§ **Written problem**: Provide the records once more, identical to the original.
>> begin
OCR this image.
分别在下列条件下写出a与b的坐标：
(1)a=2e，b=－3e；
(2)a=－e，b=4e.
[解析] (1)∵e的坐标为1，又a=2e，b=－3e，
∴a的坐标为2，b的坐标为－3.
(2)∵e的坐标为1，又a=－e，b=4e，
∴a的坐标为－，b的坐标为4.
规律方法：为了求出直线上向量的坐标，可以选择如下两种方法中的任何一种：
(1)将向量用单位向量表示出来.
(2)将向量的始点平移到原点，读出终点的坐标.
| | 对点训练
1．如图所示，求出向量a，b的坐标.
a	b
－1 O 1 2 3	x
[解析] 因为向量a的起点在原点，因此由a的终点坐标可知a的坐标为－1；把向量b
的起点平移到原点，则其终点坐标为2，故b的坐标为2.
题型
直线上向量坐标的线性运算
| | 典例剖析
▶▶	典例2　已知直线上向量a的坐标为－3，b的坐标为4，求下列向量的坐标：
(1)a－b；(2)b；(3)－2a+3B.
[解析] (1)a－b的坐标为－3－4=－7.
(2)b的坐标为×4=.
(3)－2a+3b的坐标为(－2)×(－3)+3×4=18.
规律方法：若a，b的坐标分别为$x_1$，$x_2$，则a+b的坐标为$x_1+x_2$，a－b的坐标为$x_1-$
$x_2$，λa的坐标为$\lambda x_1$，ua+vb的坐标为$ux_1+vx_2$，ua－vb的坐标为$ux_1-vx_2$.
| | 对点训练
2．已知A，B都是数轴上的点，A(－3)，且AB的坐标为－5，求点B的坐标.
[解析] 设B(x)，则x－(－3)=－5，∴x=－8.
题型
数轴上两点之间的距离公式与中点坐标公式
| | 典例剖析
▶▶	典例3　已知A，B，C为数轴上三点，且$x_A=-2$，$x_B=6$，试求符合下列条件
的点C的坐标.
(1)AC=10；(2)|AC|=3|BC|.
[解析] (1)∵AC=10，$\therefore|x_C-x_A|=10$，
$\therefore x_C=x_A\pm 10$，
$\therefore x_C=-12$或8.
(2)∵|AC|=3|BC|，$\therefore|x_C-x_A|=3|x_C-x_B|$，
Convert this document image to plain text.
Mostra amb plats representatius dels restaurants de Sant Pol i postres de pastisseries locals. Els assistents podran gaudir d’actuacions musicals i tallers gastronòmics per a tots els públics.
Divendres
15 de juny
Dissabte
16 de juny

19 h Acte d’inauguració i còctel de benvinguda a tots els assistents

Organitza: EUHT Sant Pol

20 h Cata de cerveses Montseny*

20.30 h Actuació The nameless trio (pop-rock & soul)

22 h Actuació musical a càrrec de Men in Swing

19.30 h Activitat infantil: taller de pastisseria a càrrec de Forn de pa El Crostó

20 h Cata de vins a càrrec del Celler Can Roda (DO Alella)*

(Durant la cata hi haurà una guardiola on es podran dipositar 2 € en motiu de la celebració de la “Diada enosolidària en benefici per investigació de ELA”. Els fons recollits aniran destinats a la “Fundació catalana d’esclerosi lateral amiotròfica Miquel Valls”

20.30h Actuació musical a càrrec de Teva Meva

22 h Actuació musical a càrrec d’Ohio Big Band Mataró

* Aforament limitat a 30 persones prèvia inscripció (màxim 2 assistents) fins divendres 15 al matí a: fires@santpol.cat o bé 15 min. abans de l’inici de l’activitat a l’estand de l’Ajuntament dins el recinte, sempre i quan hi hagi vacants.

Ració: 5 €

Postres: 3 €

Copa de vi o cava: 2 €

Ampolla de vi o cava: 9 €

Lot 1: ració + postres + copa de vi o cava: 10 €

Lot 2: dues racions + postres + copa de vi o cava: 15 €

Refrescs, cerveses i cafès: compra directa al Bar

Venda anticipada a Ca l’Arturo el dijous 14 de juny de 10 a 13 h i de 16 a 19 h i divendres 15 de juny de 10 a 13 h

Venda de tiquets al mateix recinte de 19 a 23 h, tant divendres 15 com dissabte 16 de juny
>> end
§ **Task solution**:
OCR this image.
分别在下列条件下写出a与b的坐标：
(1)a=2e，b=－3e；
(2)a=－e，b=4e.
[解析] (1)∵e的坐标为1，又a=2e，b=－3e，
∴a的坐标为2，b的坐标为－3.
(2)∵e的坐标为1，又a=－e，b=4e，
∴a的坐标为－，b的坐标为4.
规律方法：为了求出直线上向量的坐标，可以选择如下两种方法中的任何一种：
(1)将向量用单位向量表示出来.
(2)将向量的始点平移到原点，读出终点的坐标.
| | 对点训练
1．如图所示，求出向量a，b的坐标.
a	b
－1 O 1 2 3	x
[解析] 因为向量a的起点在原点，因此由a的终点坐标可知a的坐标为－1；把向量b
的起点平移到原点，则其终点坐标为2，故b的坐标为2.
题型
直线上向量坐标的线性运算
| | 典例剖析
▶▶	典例2　已知直线上向量a的坐标为－3，b的坐标为4，求下列向量的坐标：
(1)a－b；(2)b；(3)－2a+3B.
[解析] (1)a－b的坐标为－3－4=－7.
(2)b的坐标为×4=.
(3)－2a+3b的坐标为(－2)×(－3)+3×4=18.
规律方法：若a，b的坐标分别为$x_1$，$x_2$，则a+b的坐标为$x_1+x_2$，a－b的坐标为$x_1-$
$x_2$，λa的坐标为$\lambda x_1$，ua+vb的坐标为$ux_1+vx_2$，ua－vb的坐标为$ux_1-vx_2$.
| | 对点训练
2．已知A，B都是数轴上的点，A(－3)，且AB的坐标为－5，求点B的坐标.
[解析] 设B(x)，则x－(－3)=－5，∴x=－8.
题型
数轴上两点之间的距离公式与中点坐标公式
| | 典例剖析
▶▶	典例3　已知A，B，C为数轴上三点，且$x_A=-2$，$x_B=6$，试求符合下列条件
的点C的坐标.
(1)AC=10；(2)|AC|=3|BC|.
[解析] (1)∵AC=10，$\therefore|x_C-x_A|=10$，
$\therefore x_C=x_A\pm 10$，
$\therefore x_C=-12$或8.
(2)∵|AC|=3|BC|，$\therefore|x_C-x_A|=3|x_C-x_B|$，
Convert this document image to plain text.
Mostra amb plats representatius dels restaurants de Sant Pol i postres de pastisseries locals. Els assistents podran gaudir d’actuacions musicals i tallers gastronòmics per a tots els públics.
Divendres
15 de juny
Dissabte
16 de juny

19 h Acte d’inauguració i còctel de benvinguda a tots els assistents

Organitza: EUHT Sant Pol

20 h Cata de cerveses Montseny*

20.30 h Actuació The nameless trio (pop-rock & soul)

22 h Actuació musical a càrrec de Men in Swing

19.30 h Activitat infantil: taller de pastisseria a càrrec de Forn de pa El Crostó

20 h Cata de vins a càrrec del Celler Can Roda (DO Alella)*

(Durant la cata hi haurà una guardiola on es podran dipositar 2 € en motiu de la celebració de la “Diada enosolidària en benefici per investigació de ELA”. Els fons recollits aniran destinats a la “Fundació catalana d’esclerosi lateral amiotròfica Miquel Valls”

20.30h Actuació musical a càrrec de Teva Meva

22 h Actuació musical a càrrec d’Ohio Big Band Mataró

* Aforament limitat a 30 persones prèvia inscripció (màxim 2 assistents) fins divendres 15 al matí a: fires@santpol.cat o bé 15 min. abans de l’inici de l’activitat a l’estand de l’Ajuntament dins el recinte, sempre i quan hi hagi vacants.

Ració: 5 €

Postres: 3 €

Copa de vi o cava: 2 €

Ampolla de vi o cava: 9 €

Lot 1: ració + postres + copa de vi o cava: 10 €

Lot 2: dues racions + postres + copa de vi o cava: 15 €

Refrescs, cerveses i cafès: compra directa al Bar

Venda anticipada a Ca l’Arturo el dijous 14 de juny de 10 a 13 h i de 16 a 19 h i divendres 15 de juny de 10 a 13 h

Venda de tiquets al mateix recinte de 19 a 23 h, tant divendres 15 com dissabte 16 de juny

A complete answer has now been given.